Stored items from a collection

###

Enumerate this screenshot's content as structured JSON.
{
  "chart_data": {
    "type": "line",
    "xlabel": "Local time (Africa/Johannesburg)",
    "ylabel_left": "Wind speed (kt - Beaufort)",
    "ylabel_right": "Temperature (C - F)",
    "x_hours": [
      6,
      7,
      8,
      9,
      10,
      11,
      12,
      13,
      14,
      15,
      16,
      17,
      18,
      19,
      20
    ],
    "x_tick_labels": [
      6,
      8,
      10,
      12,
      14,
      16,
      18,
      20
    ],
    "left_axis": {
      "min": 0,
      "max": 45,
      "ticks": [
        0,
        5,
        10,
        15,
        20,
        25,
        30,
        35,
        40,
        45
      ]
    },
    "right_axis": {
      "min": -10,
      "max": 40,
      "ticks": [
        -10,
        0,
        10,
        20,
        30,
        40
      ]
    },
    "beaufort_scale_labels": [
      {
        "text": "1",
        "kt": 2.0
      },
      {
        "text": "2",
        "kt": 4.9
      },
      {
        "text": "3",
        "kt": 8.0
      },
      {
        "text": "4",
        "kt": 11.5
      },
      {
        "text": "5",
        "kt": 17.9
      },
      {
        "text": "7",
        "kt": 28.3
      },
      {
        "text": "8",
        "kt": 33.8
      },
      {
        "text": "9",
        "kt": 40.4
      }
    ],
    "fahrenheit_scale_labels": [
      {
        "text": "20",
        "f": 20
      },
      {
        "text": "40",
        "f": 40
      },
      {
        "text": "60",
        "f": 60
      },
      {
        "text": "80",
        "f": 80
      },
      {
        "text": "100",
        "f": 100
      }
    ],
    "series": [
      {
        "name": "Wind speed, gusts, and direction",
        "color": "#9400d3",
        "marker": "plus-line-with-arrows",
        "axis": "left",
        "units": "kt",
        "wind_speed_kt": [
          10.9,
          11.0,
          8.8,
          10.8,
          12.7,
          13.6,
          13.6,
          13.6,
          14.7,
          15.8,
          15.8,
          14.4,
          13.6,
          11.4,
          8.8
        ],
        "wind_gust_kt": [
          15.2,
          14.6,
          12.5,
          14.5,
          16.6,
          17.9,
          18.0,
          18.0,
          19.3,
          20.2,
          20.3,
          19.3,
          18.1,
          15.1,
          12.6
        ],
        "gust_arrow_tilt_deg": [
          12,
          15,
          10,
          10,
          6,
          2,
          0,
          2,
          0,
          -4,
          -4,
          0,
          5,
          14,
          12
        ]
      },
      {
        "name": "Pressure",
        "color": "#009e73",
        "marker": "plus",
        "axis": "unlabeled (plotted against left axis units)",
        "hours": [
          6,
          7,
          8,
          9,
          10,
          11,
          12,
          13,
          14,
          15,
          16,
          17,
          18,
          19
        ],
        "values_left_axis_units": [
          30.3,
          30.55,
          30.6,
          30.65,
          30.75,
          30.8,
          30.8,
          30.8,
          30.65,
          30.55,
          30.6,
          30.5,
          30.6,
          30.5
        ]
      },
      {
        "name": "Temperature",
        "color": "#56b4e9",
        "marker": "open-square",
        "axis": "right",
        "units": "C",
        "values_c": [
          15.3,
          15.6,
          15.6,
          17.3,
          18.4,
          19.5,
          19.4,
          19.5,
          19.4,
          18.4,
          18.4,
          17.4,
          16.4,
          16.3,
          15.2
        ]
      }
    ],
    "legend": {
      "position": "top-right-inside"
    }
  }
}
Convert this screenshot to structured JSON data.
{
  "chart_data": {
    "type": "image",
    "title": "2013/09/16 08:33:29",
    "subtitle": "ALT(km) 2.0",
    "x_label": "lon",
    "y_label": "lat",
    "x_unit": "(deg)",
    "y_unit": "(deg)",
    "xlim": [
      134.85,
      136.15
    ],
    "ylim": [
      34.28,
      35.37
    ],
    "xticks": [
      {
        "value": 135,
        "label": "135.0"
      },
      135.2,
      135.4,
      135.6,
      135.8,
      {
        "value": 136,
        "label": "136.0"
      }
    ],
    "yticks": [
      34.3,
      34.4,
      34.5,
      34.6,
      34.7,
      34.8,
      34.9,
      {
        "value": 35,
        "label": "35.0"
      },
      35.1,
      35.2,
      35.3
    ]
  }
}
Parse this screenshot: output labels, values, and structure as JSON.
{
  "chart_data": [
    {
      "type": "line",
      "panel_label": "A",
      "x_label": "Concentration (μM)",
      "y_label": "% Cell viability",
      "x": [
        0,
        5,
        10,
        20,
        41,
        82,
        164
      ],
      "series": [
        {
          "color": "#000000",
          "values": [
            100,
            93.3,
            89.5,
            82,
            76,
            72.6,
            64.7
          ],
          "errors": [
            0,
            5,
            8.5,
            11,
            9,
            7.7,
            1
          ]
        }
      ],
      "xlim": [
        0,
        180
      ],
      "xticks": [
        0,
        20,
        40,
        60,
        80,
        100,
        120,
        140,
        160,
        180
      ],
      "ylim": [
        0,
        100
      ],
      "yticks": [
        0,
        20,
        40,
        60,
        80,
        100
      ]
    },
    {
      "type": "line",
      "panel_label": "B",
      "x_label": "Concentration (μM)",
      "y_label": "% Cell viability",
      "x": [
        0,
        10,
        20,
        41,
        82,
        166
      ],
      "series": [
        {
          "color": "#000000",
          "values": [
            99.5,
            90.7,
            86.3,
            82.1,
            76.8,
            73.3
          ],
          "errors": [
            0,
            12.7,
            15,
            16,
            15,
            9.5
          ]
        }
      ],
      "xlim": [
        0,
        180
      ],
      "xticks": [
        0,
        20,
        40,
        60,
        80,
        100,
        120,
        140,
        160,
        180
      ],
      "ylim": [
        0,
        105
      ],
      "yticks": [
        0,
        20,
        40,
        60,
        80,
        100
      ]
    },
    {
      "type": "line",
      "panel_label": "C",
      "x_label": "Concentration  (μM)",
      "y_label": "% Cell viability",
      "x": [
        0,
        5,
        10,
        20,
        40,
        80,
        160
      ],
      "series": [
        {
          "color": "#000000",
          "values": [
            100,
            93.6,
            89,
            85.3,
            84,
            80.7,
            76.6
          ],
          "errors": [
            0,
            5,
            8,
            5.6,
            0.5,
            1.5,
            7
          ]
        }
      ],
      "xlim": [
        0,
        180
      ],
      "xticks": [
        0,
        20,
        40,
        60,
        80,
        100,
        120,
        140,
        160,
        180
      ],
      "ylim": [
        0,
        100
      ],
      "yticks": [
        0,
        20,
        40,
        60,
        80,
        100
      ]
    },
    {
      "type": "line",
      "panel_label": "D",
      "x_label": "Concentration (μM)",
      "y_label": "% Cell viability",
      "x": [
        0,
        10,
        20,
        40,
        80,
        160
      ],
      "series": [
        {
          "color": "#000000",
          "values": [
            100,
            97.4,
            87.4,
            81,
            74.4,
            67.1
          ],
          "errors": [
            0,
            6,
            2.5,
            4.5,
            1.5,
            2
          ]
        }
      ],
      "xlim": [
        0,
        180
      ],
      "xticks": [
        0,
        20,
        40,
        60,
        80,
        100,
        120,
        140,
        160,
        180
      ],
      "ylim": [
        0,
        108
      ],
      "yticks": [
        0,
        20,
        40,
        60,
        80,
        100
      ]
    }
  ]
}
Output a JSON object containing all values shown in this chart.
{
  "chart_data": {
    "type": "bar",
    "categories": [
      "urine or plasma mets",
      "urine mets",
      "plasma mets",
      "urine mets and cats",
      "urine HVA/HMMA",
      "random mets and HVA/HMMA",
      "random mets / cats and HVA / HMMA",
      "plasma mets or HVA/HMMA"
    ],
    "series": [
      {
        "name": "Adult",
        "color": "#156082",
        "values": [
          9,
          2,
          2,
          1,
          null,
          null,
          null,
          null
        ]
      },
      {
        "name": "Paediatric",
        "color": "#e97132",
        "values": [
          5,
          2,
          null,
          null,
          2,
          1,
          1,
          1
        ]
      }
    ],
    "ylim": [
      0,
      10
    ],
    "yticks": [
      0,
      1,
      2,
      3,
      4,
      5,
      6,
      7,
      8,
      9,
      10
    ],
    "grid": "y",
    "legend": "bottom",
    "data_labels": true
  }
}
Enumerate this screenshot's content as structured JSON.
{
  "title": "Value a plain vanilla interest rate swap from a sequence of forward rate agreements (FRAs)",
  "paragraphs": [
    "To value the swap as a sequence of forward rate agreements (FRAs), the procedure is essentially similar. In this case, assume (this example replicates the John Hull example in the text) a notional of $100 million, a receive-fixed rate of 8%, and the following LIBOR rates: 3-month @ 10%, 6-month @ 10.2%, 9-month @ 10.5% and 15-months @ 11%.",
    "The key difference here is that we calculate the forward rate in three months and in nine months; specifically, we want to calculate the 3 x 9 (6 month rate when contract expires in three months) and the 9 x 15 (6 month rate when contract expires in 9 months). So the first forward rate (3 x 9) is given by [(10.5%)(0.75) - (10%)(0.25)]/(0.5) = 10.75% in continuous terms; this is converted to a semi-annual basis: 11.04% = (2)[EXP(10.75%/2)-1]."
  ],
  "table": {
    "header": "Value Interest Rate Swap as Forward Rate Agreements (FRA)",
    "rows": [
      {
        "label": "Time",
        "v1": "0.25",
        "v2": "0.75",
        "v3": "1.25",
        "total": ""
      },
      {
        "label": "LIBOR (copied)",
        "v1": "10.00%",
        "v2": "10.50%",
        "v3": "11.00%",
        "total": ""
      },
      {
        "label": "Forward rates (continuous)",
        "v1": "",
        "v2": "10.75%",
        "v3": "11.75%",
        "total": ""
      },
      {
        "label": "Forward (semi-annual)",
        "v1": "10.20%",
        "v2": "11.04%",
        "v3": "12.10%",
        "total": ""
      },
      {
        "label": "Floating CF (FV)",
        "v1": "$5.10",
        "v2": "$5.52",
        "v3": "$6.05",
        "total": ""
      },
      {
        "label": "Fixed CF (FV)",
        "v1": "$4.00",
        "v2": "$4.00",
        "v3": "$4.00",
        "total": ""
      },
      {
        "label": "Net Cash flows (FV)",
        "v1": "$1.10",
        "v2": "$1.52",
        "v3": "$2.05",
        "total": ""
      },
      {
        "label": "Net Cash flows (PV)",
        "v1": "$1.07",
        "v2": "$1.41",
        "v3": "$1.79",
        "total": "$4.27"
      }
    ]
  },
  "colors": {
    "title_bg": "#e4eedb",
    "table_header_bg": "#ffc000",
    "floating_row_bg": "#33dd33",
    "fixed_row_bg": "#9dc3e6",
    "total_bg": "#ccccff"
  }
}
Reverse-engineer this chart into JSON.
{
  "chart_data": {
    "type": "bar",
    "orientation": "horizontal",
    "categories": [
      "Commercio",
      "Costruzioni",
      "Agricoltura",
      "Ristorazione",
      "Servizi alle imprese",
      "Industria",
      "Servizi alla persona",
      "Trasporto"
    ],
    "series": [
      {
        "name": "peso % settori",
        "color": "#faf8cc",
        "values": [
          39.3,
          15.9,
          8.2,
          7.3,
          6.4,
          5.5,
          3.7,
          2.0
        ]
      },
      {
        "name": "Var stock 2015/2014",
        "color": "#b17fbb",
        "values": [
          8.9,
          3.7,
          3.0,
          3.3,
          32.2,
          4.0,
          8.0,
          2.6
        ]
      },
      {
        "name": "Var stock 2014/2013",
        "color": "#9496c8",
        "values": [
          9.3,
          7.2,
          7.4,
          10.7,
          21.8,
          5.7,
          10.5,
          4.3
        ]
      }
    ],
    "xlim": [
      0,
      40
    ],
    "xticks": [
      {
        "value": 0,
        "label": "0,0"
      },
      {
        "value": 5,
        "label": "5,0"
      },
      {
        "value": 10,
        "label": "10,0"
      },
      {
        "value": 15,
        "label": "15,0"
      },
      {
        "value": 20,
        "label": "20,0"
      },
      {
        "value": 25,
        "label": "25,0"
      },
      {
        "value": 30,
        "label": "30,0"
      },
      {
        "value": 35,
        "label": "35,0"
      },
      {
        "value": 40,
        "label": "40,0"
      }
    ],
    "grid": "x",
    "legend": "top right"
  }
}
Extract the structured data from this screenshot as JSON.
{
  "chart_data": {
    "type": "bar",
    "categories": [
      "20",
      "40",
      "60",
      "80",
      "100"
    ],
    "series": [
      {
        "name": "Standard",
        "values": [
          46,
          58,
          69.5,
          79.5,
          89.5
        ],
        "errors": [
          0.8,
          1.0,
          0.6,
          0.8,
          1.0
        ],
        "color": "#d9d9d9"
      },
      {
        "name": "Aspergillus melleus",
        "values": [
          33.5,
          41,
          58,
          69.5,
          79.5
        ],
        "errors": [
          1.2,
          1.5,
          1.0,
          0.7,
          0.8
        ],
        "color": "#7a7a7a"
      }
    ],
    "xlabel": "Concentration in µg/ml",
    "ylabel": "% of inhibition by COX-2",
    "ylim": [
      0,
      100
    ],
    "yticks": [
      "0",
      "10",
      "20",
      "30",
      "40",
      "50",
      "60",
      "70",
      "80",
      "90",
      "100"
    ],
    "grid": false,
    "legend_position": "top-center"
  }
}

###

--- WRITTEN EXERCISE ---
Identify each line holding the string "cats", and copy it out.

--- TASK RESPONSE ---
      "urine mets and cats",
      "random mets / cats and HVA / HMMA",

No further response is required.